Work required: Provide an exact copy of the data, excluding the images.

Material shown:
------------------------------
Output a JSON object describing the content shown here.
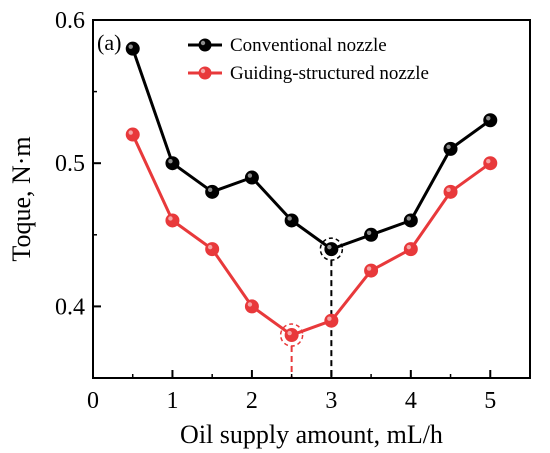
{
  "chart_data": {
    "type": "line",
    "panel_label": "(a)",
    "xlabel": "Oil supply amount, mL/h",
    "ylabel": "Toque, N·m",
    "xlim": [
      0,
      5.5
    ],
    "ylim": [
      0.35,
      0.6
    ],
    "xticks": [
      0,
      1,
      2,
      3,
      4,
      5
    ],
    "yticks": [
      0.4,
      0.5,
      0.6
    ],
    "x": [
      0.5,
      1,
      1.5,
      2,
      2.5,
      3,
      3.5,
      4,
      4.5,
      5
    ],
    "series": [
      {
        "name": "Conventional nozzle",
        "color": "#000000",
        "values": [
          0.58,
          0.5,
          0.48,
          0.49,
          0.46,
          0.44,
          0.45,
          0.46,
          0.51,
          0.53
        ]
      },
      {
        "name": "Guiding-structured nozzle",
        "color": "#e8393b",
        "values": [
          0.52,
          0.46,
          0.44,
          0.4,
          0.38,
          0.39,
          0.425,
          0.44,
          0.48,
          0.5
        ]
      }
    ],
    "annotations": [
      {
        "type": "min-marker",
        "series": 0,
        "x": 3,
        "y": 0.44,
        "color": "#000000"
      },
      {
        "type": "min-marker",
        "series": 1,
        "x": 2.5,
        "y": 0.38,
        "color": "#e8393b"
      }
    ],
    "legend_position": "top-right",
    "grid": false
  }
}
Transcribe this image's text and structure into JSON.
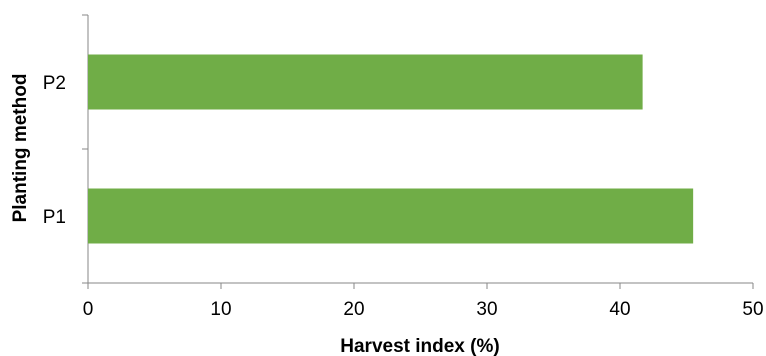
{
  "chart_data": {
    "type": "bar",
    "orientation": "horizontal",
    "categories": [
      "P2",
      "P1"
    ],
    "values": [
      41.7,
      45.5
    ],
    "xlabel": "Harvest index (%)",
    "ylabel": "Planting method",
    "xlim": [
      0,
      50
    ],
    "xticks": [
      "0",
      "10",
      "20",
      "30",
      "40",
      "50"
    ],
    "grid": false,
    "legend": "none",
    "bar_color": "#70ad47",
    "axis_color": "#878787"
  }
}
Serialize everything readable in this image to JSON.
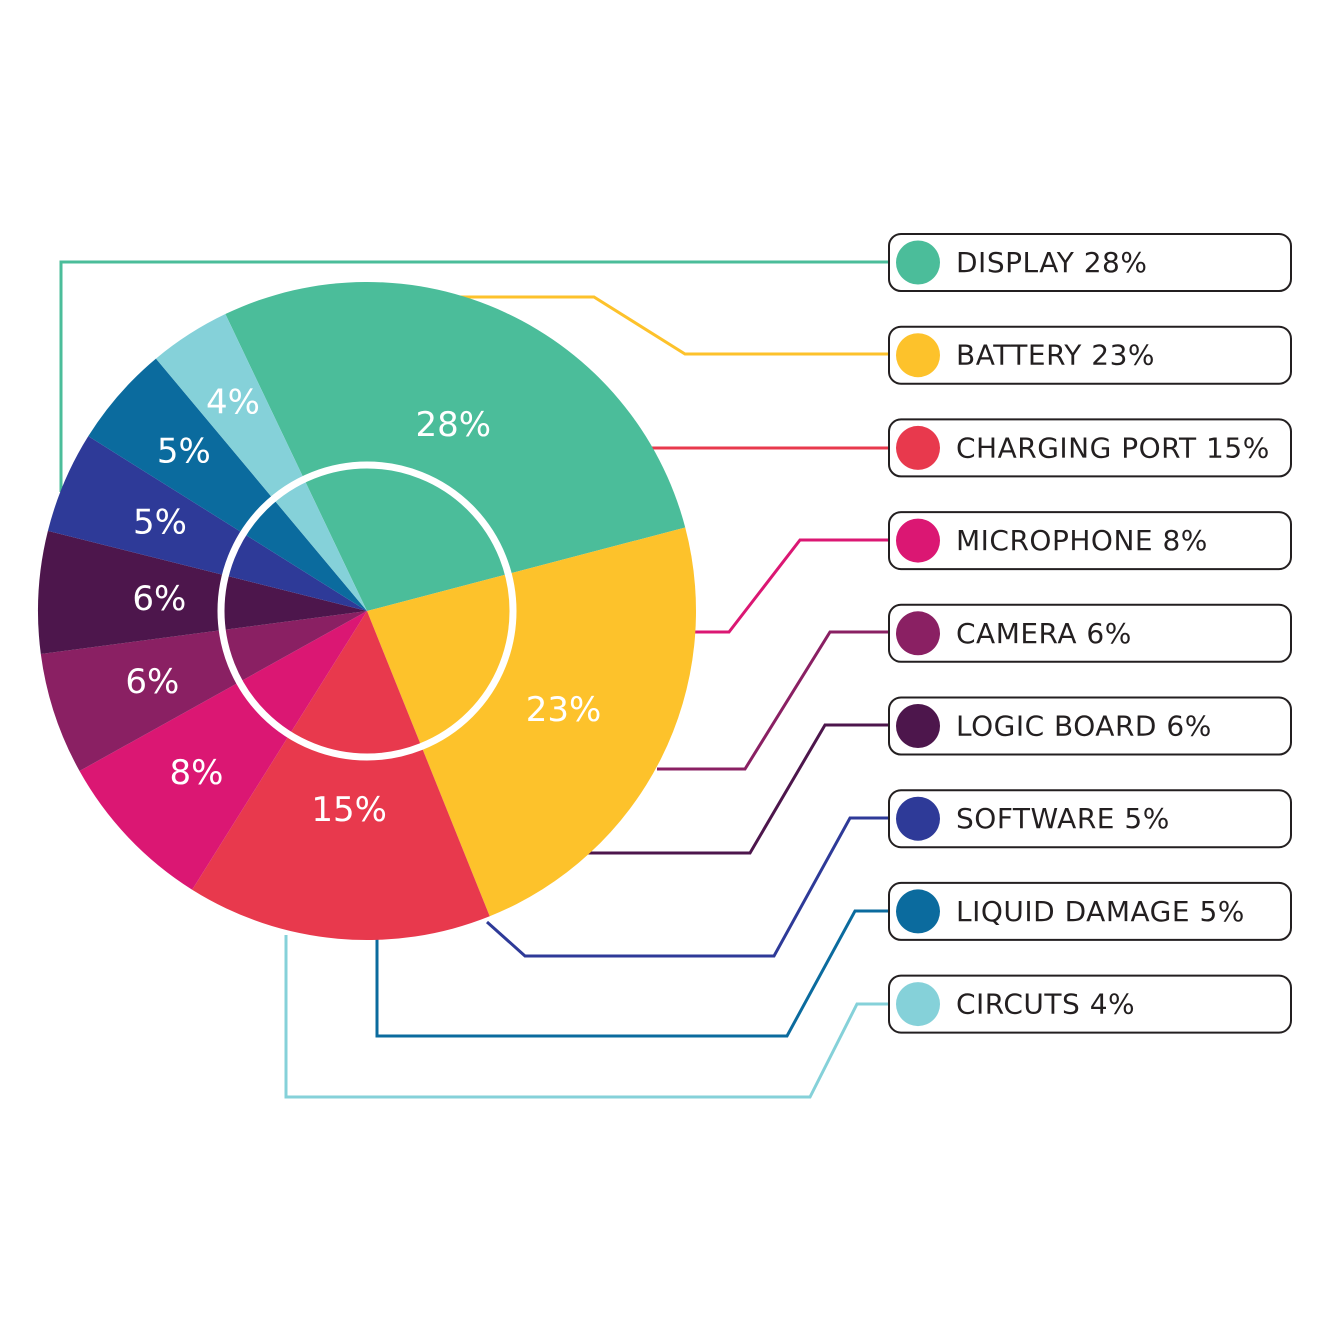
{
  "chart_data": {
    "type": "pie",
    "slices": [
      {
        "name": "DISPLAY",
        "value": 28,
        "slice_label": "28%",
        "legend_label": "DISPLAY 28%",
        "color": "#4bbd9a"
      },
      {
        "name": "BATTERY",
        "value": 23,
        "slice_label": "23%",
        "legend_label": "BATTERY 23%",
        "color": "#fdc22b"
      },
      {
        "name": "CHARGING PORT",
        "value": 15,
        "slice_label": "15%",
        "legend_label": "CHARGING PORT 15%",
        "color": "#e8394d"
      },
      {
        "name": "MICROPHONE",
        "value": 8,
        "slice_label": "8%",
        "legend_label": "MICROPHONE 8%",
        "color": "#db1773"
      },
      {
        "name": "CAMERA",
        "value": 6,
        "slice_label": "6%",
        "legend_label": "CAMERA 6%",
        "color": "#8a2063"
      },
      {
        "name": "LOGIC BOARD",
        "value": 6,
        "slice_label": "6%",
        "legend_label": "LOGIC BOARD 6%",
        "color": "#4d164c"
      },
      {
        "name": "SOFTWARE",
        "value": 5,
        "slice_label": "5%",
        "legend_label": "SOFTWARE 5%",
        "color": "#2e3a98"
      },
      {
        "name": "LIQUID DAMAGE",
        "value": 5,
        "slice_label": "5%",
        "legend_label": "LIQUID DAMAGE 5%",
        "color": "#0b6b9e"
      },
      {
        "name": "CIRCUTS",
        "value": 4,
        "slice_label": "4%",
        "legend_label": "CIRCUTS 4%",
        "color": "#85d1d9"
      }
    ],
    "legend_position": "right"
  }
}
------------------------------
Task result:
Output a JSON object describing the content shown here.
{
  "chart_data": {
    "type": "line",
    "panel_label": "(a)",
    "xlabel": "Oil supply amount, mL/h",
    "ylabel": "Toque, N·m",
    "xlim": [
      0,
      5.5
    ],
    "ylim": [
      0.35,
      0.6
    ],
    "xticks": [
      0,
      1,
      2,
      3,
      4,
      5
    ],
    "yticks": [
      0.4,
      0.5,
      0.6
    ],
    "x": [
      0.5,
      1,
      1.5,
      2,
      2.5,
      3,
      3.5,
      4,
      4.5,
      5
    ],
    "series": [
      {
        "name": "Conventional nozzle",
        "color": "#000000",
        "values": [
          0.58,
          0.5,
          0.48,
          0.49,
          0.46,
          0.44,
          0.45,
          0.46,
          0.51,
          0.53
        ]
      },
      {
        "name": "Guiding-structured nozzle",
        "color": "#e8393b",
        "values": [
          0.52,
          0.46,
          0.44,
          0.4,
          0.38,
          0.39,
          0.425,
          0.44,
          0.48,
          0.5
        ]
      }
    ],
    "annotations": [
      {
        "type": "min-marker",
        "series": 0,
        "x": 3,
        "y": 0.44,
        "color": "#000000"
      },
      {
        "type": "min-marker",
        "series": 1,
        "x": 2.5,
        "y": 0.38,
        "color": "#e8393b"
      }
    ],
    "legend_position": "top-right",
    "grid": false
  }
}
Transcribe this image's text and structure into JSON.
{
  "chart_data": {
    "type": "bar",
    "orientation": "horizontal",
    "categories": [
      "P2",
      "P1"
    ],
    "values": [
      41.7,
      45.5
    ],
    "xlabel": "Harvest index (%)",
    "ylabel": "Planting method",
    "xlim": [
      0,
      50
    ],
    "xticks": [
      "0",
      "10",
      "20",
      "30",
      "40",
      "50"
    ],
    "grid": false,
    "legend": "none",
    "bar_color": "#70ad47",
    "axis_color": "#878787"
  }
}
Serialize everything readable in this image to JSON.
{
  "chart_data": {
    "type": "pie",
    "slices": [
      {
        "name": "DISPLAY",
        "value": 28,
        "slice_label": "28%",
        "legend_label": "DISPLAY 28%",
        "color": "#4bbd9a"
      },
      {
        "name": "BATTERY",
        "value": 23,
        "slice_label": "23%",
        "legend_label": "BATTERY 23%",
        "color": "#fdc22b"
      },
      {
        "name": "CHARGING PORT",
        "value": 15,
        "slice_label": "15%",
        "legend_label": "CHARGING PORT 15%",
        "color": "#e8394d"
      },
      {
        "name": "MICROPHONE",
        "value": 8,
        "slice_label": "8%",
        "legend_label": "MICROPHONE 8%",
        "color": "#db1773"
      },
      {
        "name": "CAMERA",
        "value": 6,
        "slice_label": "6%",
        "legend_label": "CAMERA 6%",
        "color": "#8a2063"
      },
      {
        "name": "LOGIC BOARD",
        "value": 6,
        "slice_label": "6%",
        "legend_label": "LOGIC BOARD 6%",
        "color": "#4d164c"
      },
      {
        "name": "SOFTWARE",
        "value": 5,
        "slice_label": "5%",
        "legend_label": "SOFTWARE 5%",
        "color": "#2e3a98"
      },
      {
        "name": "LIQUID DAMAGE",
        "value": 5,
        "slice_label": "5%",
        "legend_label": "LIQUID DAMAGE 5%",
        "color": "#0b6b9e"
      },
      {
        "name": "CIRCUTS",
        "value": 4,
        "slice_label": "4%",
        "legend_label": "CIRCUTS 4%",
        "color": "#85d1d9"
      }
    ],
    "legend_position": "right"
  }
}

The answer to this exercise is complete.